**Your goal:**
Would you pull out every line of the material that contains the string "Revenus"?

─── Records for this task ───

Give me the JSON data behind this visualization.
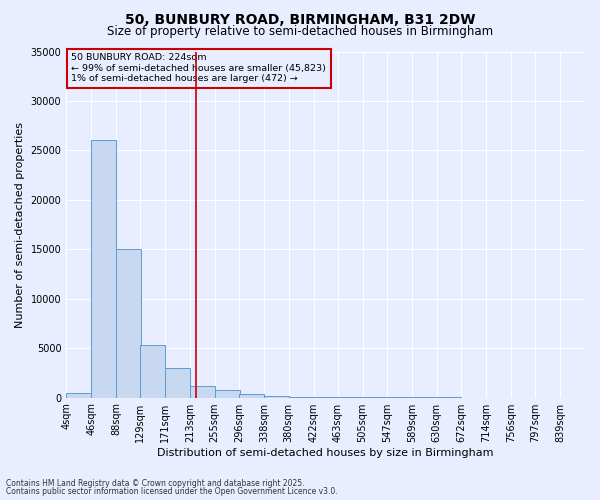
{
  "title": "50, BUNBURY ROAD, BIRMINGHAM, B31 2DW",
  "subtitle": "Size of property relative to semi-detached houses in Birmingham",
  "xlabel": "Distribution of semi-detached houses by size in Birmingham",
  "ylabel": "Number of semi-detached properties",
  "footnote1": "Contains HM Land Registry data © Crown copyright and database right 2025.",
  "footnote2": "Contains public sector information licensed under the Open Government Licence v3.0.",
  "annotation_line1": "50 BUNBURY ROAD: 224sqm",
  "annotation_line2": "← 99% of semi-detached houses are smaller (45,823)",
  "annotation_line3": "1% of semi-detached houses are larger (472) →",
  "property_size": 224,
  "bin_labels": [
    "4sqm",
    "46sqm",
    "88sqm",
    "129sqm",
    "171sqm",
    "213sqm",
    "255sqm",
    "296sqm",
    "338sqm",
    "380sqm",
    "422sqm",
    "463sqm",
    "505sqm",
    "547sqm",
    "589sqm",
    "630sqm",
    "672sqm",
    "714sqm",
    "756sqm",
    "797sqm",
    "839sqm"
  ],
  "bin_edges": [
    4,
    46,
    88,
    129,
    171,
    213,
    255,
    296,
    338,
    380,
    422,
    463,
    505,
    547,
    589,
    630,
    672,
    714,
    756,
    797,
    839
  ],
  "bar_heights": [
    500,
    26000,
    15000,
    5300,
    3000,
    1200,
    800,
    400,
    200,
    100,
    60,
    40,
    30,
    20,
    15,
    10,
    8,
    5,
    3,
    2,
    1
  ],
  "bar_color": "#c8d8f0",
  "bar_edge_color": "#5b9bd5",
  "highlight_line_color": "#cc0000",
  "annotation_box_color": "#cc0000",
  "ylim": [
    0,
    35000
  ],
  "yticks": [
    0,
    5000,
    10000,
    15000,
    20000,
    25000,
    30000,
    35000
  ],
  "background_color": "#e8eeff",
  "grid_color": "#ffffff",
  "title_fontsize": 10,
  "subtitle_fontsize": 8.5,
  "axis_label_fontsize": 8,
  "tick_fontsize": 7,
  "footnote_fontsize": 5.5
}
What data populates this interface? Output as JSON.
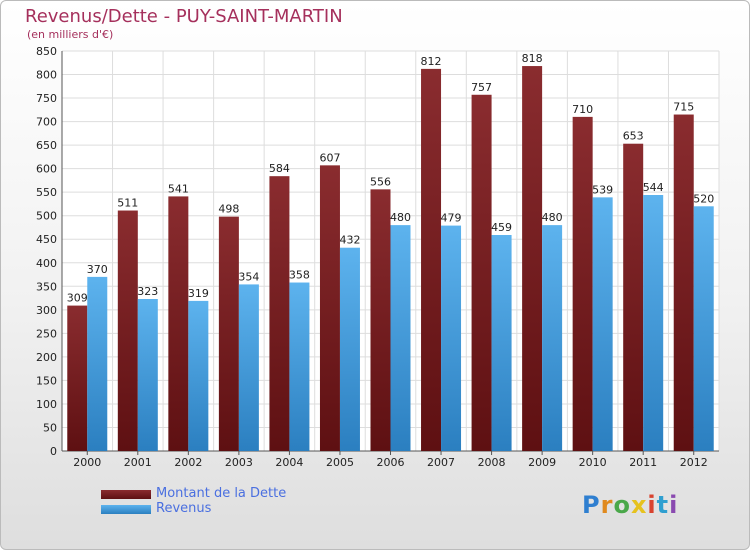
{
  "header": {
    "title": "Revenus/Dette - PUY-SAINT-MARTIN",
    "subtitle": "(en milliers d'€)"
  },
  "legend": [
    {
      "label": "Montant de la Dette",
      "color": "#7a1f22"
    },
    {
      "label": "Revenus",
      "color": "#4da6e6"
    }
  ],
  "logo": {
    "text": "Proxiti"
  },
  "chart_data": {
    "type": "bar",
    "title": "Revenus/Dette - PUY-SAINT-MARTIN",
    "ylabel": "(en milliers d'€)",
    "xlabel": "",
    "categories": [
      "2000",
      "2001",
      "2002",
      "2003",
      "2004",
      "2005",
      "2006",
      "2007",
      "2008",
      "2009",
      "2010",
      "2011",
      "2012"
    ],
    "series": [
      {
        "name": "Montant de la Dette",
        "color": "#7a1f22",
        "values": [
          309,
          511,
          541,
          498,
          584,
          607,
          556,
          812,
          757,
          818,
          710,
          653,
          715
        ]
      },
      {
        "name": "Revenus",
        "color": "#4da6e6",
        "values": [
          370,
          323,
          319,
          354,
          358,
          432,
          480,
          479,
          459,
          480,
          539,
          544,
          520
        ]
      }
    ],
    "ylim": [
      0,
      850
    ],
    "ytick_step": 50,
    "grid": true,
    "legend_position": "bottom-left"
  }
}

───

**Final result:**
    "title": "Revenus/Dette - PUY-SAINT-MARTIN",
      "label": "Revenus",
    "title": "Revenus/Dette - PUY-SAINT-MARTIN",
        "name": "Revenus",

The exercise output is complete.